**Instructions for the task:** Go through the material and pull out every line with the string "transmitter" in it.

(Dataset items)
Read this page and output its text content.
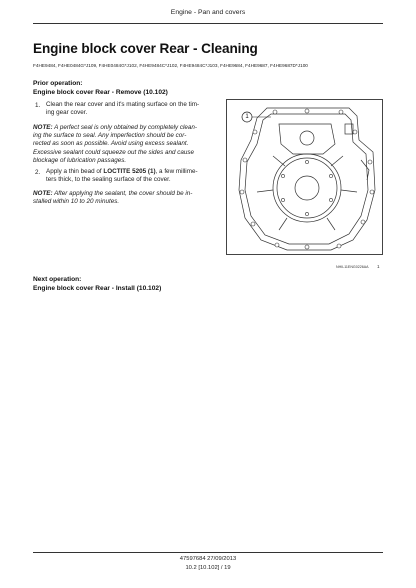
Engine - Pan and covers
Engine block cover Rear - Cleaning
F4HE9484, F4HE0484G*J109, F4HE0484G*J102, F4HE9484C*J102, F4HE9484C*J103, F4HE9684, F4HE9687, F4HE9687D*J100
Prior operation:
Engine block cover Rear - Remove (10.102)
1. Clean the rear cover and it's mating surface on the tim-
ing gear cover.
NOTE: A perfect seal is only obtained by completely clean-
ing the surface to seal. Any imperfection should be cor-
rected as soon as possible. Avoid using excess sealant.
Excessive sealant could squeeze out the sides and cause
blockage of lubrication passages.
2. Apply a thin bead of LOCTITE 5205 (1), a few millime-
ters thick, to the sealing surface of the cover.
NOTE: After applying the sealant, the cover should be in-
stalled within 10 to 20 minutes.
1
NHIL11ENG0226AA 1
Next operation:
Engine block cover Rear - Install (10.102)
47597684 27/09/2013
10.2 [10.102] / 19
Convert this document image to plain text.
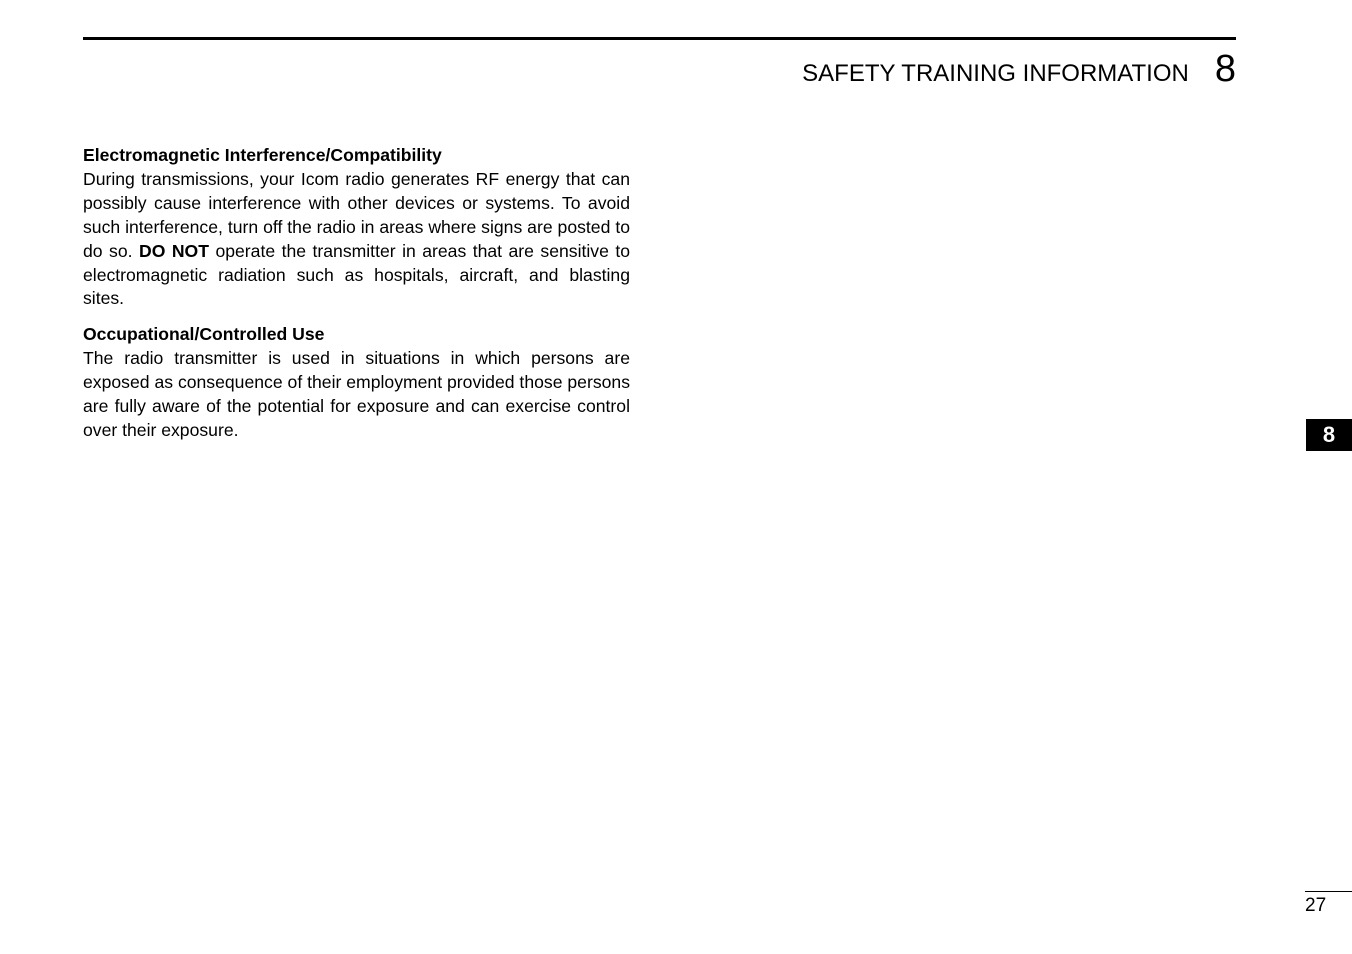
SAFETY TRAINING INFORMATION 8

Electromagnetic Interference/Compatibility

During transmissions, your Icom radio generates RF energy that can possibly cause interference with other devices or systems. To avoid such interference, turn off the radio in areas where signs are posted to do so. DO NOT operate the transmitter in areas that are sensitive to electromagnetic radiation such as hospitals, aircraft, and blasting sites.

Occupational/Controlled Use

The radio transmitter is used in situations in which persons are exposed as consequence of their employment provided those persons are fully aware of the potential for exposure and can exercise control over their exposure.	8
27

**Output below:**
During transmissions, your Icom radio generates RF energy that can possibly cause interference with other devices or systems. To avoid such interference, turn off the radio in areas where signs are posted to do so. DO NOT operate the transmitter in areas that are sensitive to electromagnetic radiation such as hospitals, aircraft, and blasting sites.
The radio transmitter is used in situations in which persons are exposed as consequence of their employment provided those persons are fully aware of the potential for exposure and can exercise control over their exposure.	8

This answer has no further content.